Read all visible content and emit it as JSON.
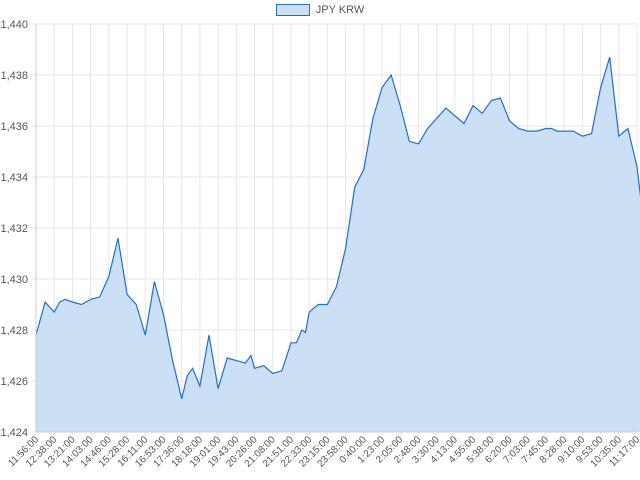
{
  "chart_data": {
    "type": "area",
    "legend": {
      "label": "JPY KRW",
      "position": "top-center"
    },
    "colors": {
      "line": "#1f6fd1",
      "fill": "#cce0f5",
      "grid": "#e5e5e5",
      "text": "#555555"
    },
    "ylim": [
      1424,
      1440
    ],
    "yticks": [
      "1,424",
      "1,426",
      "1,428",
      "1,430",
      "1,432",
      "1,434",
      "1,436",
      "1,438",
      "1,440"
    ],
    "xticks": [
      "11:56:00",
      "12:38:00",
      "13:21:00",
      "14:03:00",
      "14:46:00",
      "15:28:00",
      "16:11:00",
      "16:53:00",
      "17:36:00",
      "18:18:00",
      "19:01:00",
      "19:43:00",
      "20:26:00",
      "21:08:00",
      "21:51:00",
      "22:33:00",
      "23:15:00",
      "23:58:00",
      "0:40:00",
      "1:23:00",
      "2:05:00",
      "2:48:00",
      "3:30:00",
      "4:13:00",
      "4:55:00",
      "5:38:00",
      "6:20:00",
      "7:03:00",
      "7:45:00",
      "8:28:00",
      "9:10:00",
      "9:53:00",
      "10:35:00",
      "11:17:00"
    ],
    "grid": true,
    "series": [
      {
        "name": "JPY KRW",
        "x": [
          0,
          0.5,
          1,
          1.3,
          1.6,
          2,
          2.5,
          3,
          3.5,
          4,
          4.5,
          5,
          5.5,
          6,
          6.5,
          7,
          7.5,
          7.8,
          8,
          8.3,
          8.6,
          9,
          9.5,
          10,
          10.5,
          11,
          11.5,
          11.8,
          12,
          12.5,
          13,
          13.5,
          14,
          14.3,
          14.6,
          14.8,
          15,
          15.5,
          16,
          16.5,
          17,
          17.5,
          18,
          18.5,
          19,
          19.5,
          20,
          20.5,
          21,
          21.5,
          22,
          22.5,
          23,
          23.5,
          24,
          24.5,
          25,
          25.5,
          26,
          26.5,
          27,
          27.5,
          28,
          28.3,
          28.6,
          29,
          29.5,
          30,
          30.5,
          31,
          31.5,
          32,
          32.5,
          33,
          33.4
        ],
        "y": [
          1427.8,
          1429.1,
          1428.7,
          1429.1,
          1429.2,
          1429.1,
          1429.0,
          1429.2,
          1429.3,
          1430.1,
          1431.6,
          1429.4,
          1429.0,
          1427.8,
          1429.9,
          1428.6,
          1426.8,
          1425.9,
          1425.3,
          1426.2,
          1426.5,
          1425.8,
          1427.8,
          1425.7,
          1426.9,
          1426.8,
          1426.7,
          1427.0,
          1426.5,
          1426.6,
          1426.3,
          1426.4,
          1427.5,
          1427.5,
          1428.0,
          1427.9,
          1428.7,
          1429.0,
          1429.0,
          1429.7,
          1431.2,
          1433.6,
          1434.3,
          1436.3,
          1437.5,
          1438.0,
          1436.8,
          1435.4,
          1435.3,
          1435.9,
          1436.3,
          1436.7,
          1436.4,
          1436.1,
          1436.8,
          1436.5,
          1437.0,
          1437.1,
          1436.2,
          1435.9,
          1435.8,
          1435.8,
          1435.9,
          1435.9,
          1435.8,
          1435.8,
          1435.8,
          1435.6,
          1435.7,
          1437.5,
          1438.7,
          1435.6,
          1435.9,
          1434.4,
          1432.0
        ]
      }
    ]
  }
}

================================

| Short problem |
Each record above is to be restated exactly, with its pictures removed from the copy.

| Answer in full |
Read all visible content and emit it as JSON.
{
  "chart_data": {
    "type": "area",
    "legend": {
      "label": "JPY KRW",
      "position": "top-center"
    },
    "colors": {
      "line": "#1f6fd1",
      "fill": "#cce0f5",
      "grid": "#e5e5e5",
      "text": "#555555"
    },
    "ylim": [
      1424,
      1440
    ],
    "yticks": [
      "1,424",
      "1,426",
      "1,428",
      "1,430",
      "1,432",
      "1,434",
      "1,436",
      "1,438",
      "1,440"
    ],
    "xticks": [
      "11:56:00",
      "12:38:00",
      "13:21:00",
      "14:03:00",
      "14:46:00",
      "15:28:00",
      "16:11:00",
      "16:53:00",
      "17:36:00",
      "18:18:00",
      "19:01:00",
      "19:43:00",
      "20:26:00",
      "21:08:00",
      "21:51:00",
      "22:33:00",
      "23:15:00",
      "23:58:00",
      "0:40:00",
      "1:23:00",
      "2:05:00",
      "2:48:00",
      "3:30:00",
      "4:13:00",
      "4:55:00",
      "5:38:00",
      "6:20:00",
      "7:03:00",
      "7:45:00",
      "8:28:00",
      "9:10:00",
      "9:53:00",
      "10:35:00",
      "11:17:00"
    ],
    "grid": true,
    "series": [
      {
        "name": "JPY KRW",
        "x": [
          0,
          0.5,
          1,
          1.3,
          1.6,
          2,
          2.5,
          3,
          3.5,
          4,
          4.5,
          5,
          5.5,
          6,
          6.5,
          7,
          7.5,
          7.8,
          8,
          8.3,
          8.6,
          9,
          9.5,
          10,
          10.5,
          11,
          11.5,
          11.8,
          12,
          12.5,
          13,
          13.5,
          14,
          14.3,
          14.6,
          14.8,
          15,
          15.5,
          16,
          16.5,
          17,
          17.5,
          18,
          18.5,
          19,
          19.5,
          20,
          20.5,
          21,
          21.5,
          22,
          22.5,
          23,
          23.5,
          24,
          24.5,
          25,
          25.5,
          26,
          26.5,
          27,
          27.5,
          28,
          28.3,
          28.6,
          29,
          29.5,
          30,
          30.5,
          31,
          31.5,
          32,
          32.5,
          33,
          33.4
        ],
        "y": [
          1427.8,
          1429.1,
          1428.7,
          1429.1,
          1429.2,
          1429.1,
          1429.0,
          1429.2,
          1429.3,
          1430.1,
          1431.6,
          1429.4,
          1429.0,
          1427.8,
          1429.9,
          1428.6,
          1426.8,
          1425.9,
          1425.3,
          1426.2,
          1426.5,
          1425.8,
          1427.8,
          1425.7,
          1426.9,
          1426.8,
          1426.7,
          1427.0,
          1426.5,
          1426.6,
          1426.3,
          1426.4,
          1427.5,
          1427.5,
          1428.0,
          1427.9,
          1428.7,
          1429.0,
          1429.0,
          1429.7,
          1431.2,
          1433.6,
          1434.3,
          1436.3,
          1437.5,
          1438.0,
          1436.8,
          1435.4,
          1435.3,
          1435.9,
          1436.3,
          1436.7,
          1436.4,
          1436.1,
          1436.8,
          1436.5,
          1437.0,
          1437.1,
          1436.2,
          1435.9,
          1435.8,
          1435.8,
          1435.9,
          1435.9,
          1435.8,
          1435.8,
          1435.8,
          1435.6,
          1435.7,
          1437.5,
          1438.7,
          1435.6,
          1435.9,
          1434.4,
          1432.0
        ]
      }
    ]
  }
}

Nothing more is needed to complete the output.